All of the lines below are to be printed again exactly; images are excluded from the output.

begin

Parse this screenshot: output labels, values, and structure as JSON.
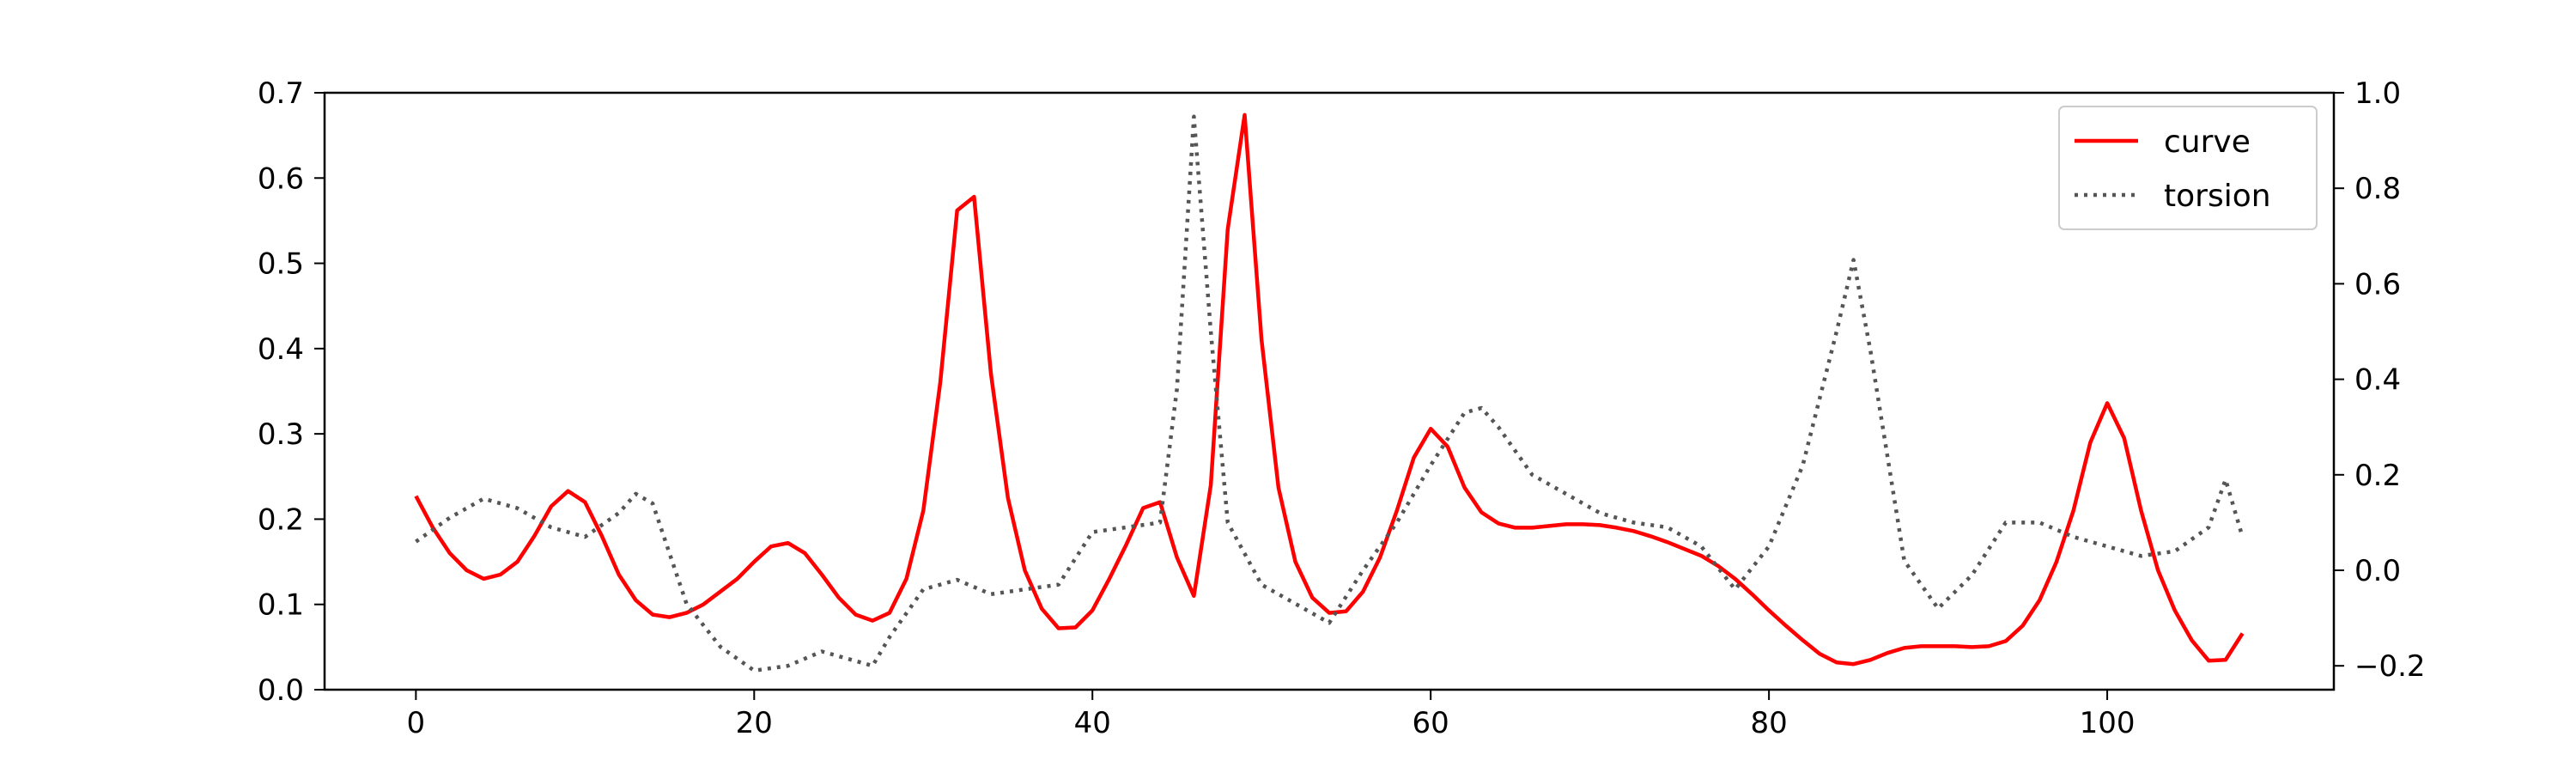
{
  "chart_data": {
    "type": "line",
    "title": "",
    "xlabel": "",
    "ylabel": "",
    "y2label": "",
    "xlim": [
      -5.4,
      113.4
    ],
    "ylim": [
      0,
      0.7
    ],
    "y2lim": [
      -0.25,
      1.0
    ],
    "xticks": [
      0,
      20,
      40,
      60,
      80,
      100
    ],
    "yticks": [
      0.0,
      0.1,
      0.2,
      0.3,
      0.4,
      0.5,
      0.6,
      0.7
    ],
    "y2ticks": [
      -0.2,
      0.0,
      0.2,
      0.4,
      0.6,
      0.8,
      1.0
    ],
    "grid": false,
    "legend_position": "top-right",
    "series": [
      {
        "name": "curve",
        "axis": "left",
        "color": "#ff0000",
        "style": "solid",
        "x": [
          0,
          1,
          2,
          3,
          4,
          5,
          6,
          7,
          8,
          9,
          10,
          11,
          12,
          13,
          14,
          15,
          16,
          17,
          18,
          19,
          20,
          21,
          22,
          23,
          24,
          25,
          26,
          27,
          28,
          29,
          30,
          31,
          32,
          33,
          34,
          35,
          36,
          37,
          38,
          39,
          40,
          41,
          42,
          43,
          44,
          45,
          46,
          47,
          48,
          49,
          50,
          51,
          52,
          53,
          54,
          55,
          56,
          57,
          58,
          59,
          60,
          61,
          62,
          63,
          64,
          65,
          66,
          67,
          68,
          69,
          70,
          71,
          72,
          73,
          74,
          75,
          76,
          77,
          78,
          79,
          80,
          81,
          82,
          83,
          84,
          85,
          86,
          87,
          88,
          89,
          90,
          91,
          92,
          93,
          94,
          95,
          96,
          97,
          98,
          99,
          100,
          101,
          102,
          103,
          104,
          105,
          106,
          107,
          108
        ],
        "y": [
          0.227,
          0.19,
          0.16,
          0.14,
          0.13,
          0.135,
          0.15,
          0.18,
          0.215,
          0.233,
          0.22,
          0.18,
          0.135,
          0.105,
          0.088,
          0.085,
          0.09,
          0.1,
          0.115,
          0.13,
          0.15,
          0.168,
          0.172,
          0.16,
          0.135,
          0.108,
          0.088,
          0.081,
          0.09,
          0.13,
          0.21,
          0.36,
          0.562,
          0.578,
          0.37,
          0.225,
          0.14,
          0.095,
          0.072,
          0.073,
          0.093,
          0.13,
          0.17,
          0.213,
          0.22,
          0.155,
          0.11,
          0.24,
          0.54,
          0.674,
          0.41,
          0.237,
          0.15,
          0.108,
          0.09,
          0.092,
          0.115,
          0.155,
          0.21,
          0.272,
          0.306,
          0.285,
          0.237,
          0.208,
          0.195,
          0.19,
          0.19,
          0.192,
          0.194,
          0.194,
          0.193,
          0.19,
          0.186,
          0.18,
          0.173,
          0.165,
          0.157,
          0.145,
          0.13,
          0.112,
          0.093,
          0.075,
          0.058,
          0.042,
          0.032,
          0.03,
          0.035,
          0.043,
          0.049,
          0.051,
          0.051,
          0.051,
          0.05,
          0.051,
          0.057,
          0.075,
          0.105,
          0.15,
          0.21,
          0.29,
          0.336,
          0.295,
          0.21,
          0.14,
          0.093,
          0.058,
          0.034,
          0.035,
          0.066
        ]
      },
      {
        "name": "torsion",
        "axis": "right",
        "color": "#555555",
        "style": "dotted",
        "x": [
          0,
          2,
          4,
          6,
          8,
          10,
          12,
          13,
          14,
          16,
          18,
          20,
          22,
          24,
          26,
          27,
          28,
          30,
          32,
          34,
          36,
          38,
          40,
          42,
          44,
          45,
          46,
          47,
          48,
          50,
          52,
          54,
          56,
          58,
          60,
          62,
          63,
          64,
          66,
          68,
          70,
          72,
          74,
          76,
          78,
          80,
          82,
          84,
          85,
          86,
          88,
          90,
          92,
          94,
          96,
          98,
          100,
          102,
          104,
          106,
          107,
          108
        ],
        "y": [
          0.06,
          0.11,
          0.15,
          0.13,
          0.09,
          0.07,
          0.12,
          0.16,
          0.14,
          -0.07,
          -0.16,
          -0.21,
          -0.2,
          -0.17,
          -0.19,
          -0.2,
          -0.14,
          -0.04,
          -0.02,
          -0.05,
          -0.04,
          -0.03,
          0.08,
          0.09,
          0.1,
          0.38,
          0.95,
          0.5,
          0.1,
          -0.03,
          -0.07,
          -0.11,
          0.0,
          0.1,
          0.22,
          0.33,
          0.34,
          0.3,
          0.2,
          0.16,
          0.12,
          0.1,
          0.09,
          0.05,
          -0.04,
          0.05,
          0.22,
          0.5,
          0.65,
          0.46,
          0.02,
          -0.08,
          -0.01,
          0.1,
          0.1,
          0.07,
          0.05,
          0.03,
          0.04,
          0.09,
          0.19,
          0.07
        ]
      }
    ]
  }
}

end

## RESULT:
Parse this screenshot: output labels, values, and structure as JSON.
{
  "chart_data": {
    "type": "line",
    "title": "",
    "xlabel": "",
    "ylabel": "",
    "y2label": "",
    "xlim": [
      -5.4,
      113.4
    ],
    "ylim": [
      0,
      0.7
    ],
    "y2lim": [
      -0.25,
      1.0
    ],
    "xticks": [
      0,
      20,
      40,
      60,
      80,
      100
    ],
    "yticks": [
      0.0,
      0.1,
      0.2,
      0.3,
      0.4,
      0.5,
      0.6,
      0.7
    ],
    "y2ticks": [
      -0.2,
      0.0,
      0.2,
      0.4,
      0.6,
      0.8,
      1.0
    ],
    "grid": false,
    "legend_position": "top-right",
    "series": [
      {
        "name": "curve",
        "axis": "left",
        "color": "#ff0000",
        "style": "solid",
        "x": [
          0,
          1,
          2,
          3,
          4,
          5,
          6,
          7,
          8,
          9,
          10,
          11,
          12,
          13,
          14,
          15,
          16,
          17,
          18,
          19,
          20,
          21,
          22,
          23,
          24,
          25,
          26,
          27,
          28,
          29,
          30,
          31,
          32,
          33,
          34,
          35,
          36,
          37,
          38,
          39,
          40,
          41,
          42,
          43,
          44,
          45,
          46,
          47,
          48,
          49,
          50,
          51,
          52,
          53,
          54,
          55,
          56,
          57,
          58,
          59,
          60,
          61,
          62,
          63,
          64,
          65,
          66,
          67,
          68,
          69,
          70,
          71,
          72,
          73,
          74,
          75,
          76,
          77,
          78,
          79,
          80,
          81,
          82,
          83,
          84,
          85,
          86,
          87,
          88,
          89,
          90,
          91,
          92,
          93,
          94,
          95,
          96,
          97,
          98,
          99,
          100,
          101,
          102,
          103,
          104,
          105,
          106,
          107,
          108
        ],
        "y": [
          0.227,
          0.19,
          0.16,
          0.14,
          0.13,
          0.135,
          0.15,
          0.18,
          0.215,
          0.233,
          0.22,
          0.18,
          0.135,
          0.105,
          0.088,
          0.085,
          0.09,
          0.1,
          0.115,
          0.13,
          0.15,
          0.168,
          0.172,
          0.16,
          0.135,
          0.108,
          0.088,
          0.081,
          0.09,
          0.13,
          0.21,
          0.36,
          0.562,
          0.578,
          0.37,
          0.225,
          0.14,
          0.095,
          0.072,
          0.073,
          0.093,
          0.13,
          0.17,
          0.213,
          0.22,
          0.155,
          0.11,
          0.24,
          0.54,
          0.674,
          0.41,
          0.237,
          0.15,
          0.108,
          0.09,
          0.092,
          0.115,
          0.155,
          0.21,
          0.272,
          0.306,
          0.285,
          0.237,
          0.208,
          0.195,
          0.19,
          0.19,
          0.192,
          0.194,
          0.194,
          0.193,
          0.19,
          0.186,
          0.18,
          0.173,
          0.165,
          0.157,
          0.145,
          0.13,
          0.112,
          0.093,
          0.075,
          0.058,
          0.042,
          0.032,
          0.03,
          0.035,
          0.043,
          0.049,
          0.051,
          0.051,
          0.051,
          0.05,
          0.051,
          0.057,
          0.075,
          0.105,
          0.15,
          0.21,
          0.29,
          0.336,
          0.295,
          0.21,
          0.14,
          0.093,
          0.058,
          0.034,
          0.035,
          0.066
        ]
      },
      {
        "name": "torsion",
        "axis": "right",
        "color": "#555555",
        "style": "dotted",
        "x": [
          0,
          2,
          4,
          6,
          8,
          10,
          12,
          13,
          14,
          16,
          18,
          20,
          22,
          24,
          26,
          27,
          28,
          30,
          32,
          34,
          36,
          38,
          40,
          42,
          44,
          45,
          46,
          47,
          48,
          50,
          52,
          54,
          56,
          58,
          60,
          62,
          63,
          64,
          66,
          68,
          70,
          72,
          74,
          76,
          78,
          80,
          82,
          84,
          85,
          86,
          88,
          90,
          92,
          94,
          96,
          98,
          100,
          102,
          104,
          106,
          107,
          108
        ],
        "y": [
          0.06,
          0.11,
          0.15,
          0.13,
          0.09,
          0.07,
          0.12,
          0.16,
          0.14,
          -0.07,
          -0.16,
          -0.21,
          -0.2,
          -0.17,
          -0.19,
          -0.2,
          -0.14,
          -0.04,
          -0.02,
          -0.05,
          -0.04,
          -0.03,
          0.08,
          0.09,
          0.1,
          0.38,
          0.95,
          0.5,
          0.1,
          -0.03,
          -0.07,
          -0.11,
          0.0,
          0.1,
          0.22,
          0.33,
          0.34,
          0.3,
          0.2,
          0.16,
          0.12,
          0.1,
          0.09,
          0.05,
          -0.04,
          0.05,
          0.22,
          0.5,
          0.65,
          0.46,
          0.02,
          -0.08,
          -0.01,
          0.1,
          0.1,
          0.07,
          0.05,
          0.03,
          0.04,
          0.09,
          0.19,
          0.07
        ]
      }
    ]
  }
}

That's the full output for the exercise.